**Task prompt**
Only a number is wanted: how many lines in the records below contain "Installation"?

**Entries shown**

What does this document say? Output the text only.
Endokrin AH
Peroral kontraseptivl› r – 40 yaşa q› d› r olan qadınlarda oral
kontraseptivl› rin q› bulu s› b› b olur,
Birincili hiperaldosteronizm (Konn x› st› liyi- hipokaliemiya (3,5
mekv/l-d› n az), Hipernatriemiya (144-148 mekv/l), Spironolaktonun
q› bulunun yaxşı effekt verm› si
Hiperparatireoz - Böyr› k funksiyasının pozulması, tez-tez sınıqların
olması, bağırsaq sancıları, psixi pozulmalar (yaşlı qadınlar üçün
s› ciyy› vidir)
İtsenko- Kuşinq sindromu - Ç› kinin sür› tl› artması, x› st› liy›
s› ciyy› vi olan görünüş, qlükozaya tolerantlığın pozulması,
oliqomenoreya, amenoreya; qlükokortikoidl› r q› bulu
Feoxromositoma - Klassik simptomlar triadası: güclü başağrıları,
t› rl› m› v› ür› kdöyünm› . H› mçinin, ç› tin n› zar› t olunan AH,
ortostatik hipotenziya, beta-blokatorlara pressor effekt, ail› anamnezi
--
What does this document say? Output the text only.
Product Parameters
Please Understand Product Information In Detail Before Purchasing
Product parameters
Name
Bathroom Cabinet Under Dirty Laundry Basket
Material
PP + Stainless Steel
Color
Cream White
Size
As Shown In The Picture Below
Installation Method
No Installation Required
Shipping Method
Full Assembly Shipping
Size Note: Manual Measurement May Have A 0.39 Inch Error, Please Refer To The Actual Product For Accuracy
==
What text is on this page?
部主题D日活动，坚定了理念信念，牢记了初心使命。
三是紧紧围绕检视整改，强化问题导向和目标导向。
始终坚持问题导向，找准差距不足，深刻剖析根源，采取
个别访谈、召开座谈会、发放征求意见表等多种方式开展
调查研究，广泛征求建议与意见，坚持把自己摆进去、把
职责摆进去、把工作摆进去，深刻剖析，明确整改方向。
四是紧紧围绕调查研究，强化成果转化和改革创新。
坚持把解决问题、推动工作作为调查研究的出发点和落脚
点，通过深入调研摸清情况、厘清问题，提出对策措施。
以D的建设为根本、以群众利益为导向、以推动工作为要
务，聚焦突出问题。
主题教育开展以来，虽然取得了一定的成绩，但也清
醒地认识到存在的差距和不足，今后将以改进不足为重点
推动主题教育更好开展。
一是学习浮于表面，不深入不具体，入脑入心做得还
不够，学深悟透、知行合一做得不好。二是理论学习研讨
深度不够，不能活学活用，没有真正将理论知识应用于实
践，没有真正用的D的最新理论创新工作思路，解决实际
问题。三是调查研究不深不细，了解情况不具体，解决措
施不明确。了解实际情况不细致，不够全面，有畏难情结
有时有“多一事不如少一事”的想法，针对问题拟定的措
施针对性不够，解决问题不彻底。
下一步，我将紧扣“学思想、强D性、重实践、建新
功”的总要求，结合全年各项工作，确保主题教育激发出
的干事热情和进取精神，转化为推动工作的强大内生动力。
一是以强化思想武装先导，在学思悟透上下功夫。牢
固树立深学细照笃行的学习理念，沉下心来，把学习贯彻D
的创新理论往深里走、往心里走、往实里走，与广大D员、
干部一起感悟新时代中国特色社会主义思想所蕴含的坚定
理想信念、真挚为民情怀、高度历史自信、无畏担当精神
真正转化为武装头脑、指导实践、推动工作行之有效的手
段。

**Completed task**
2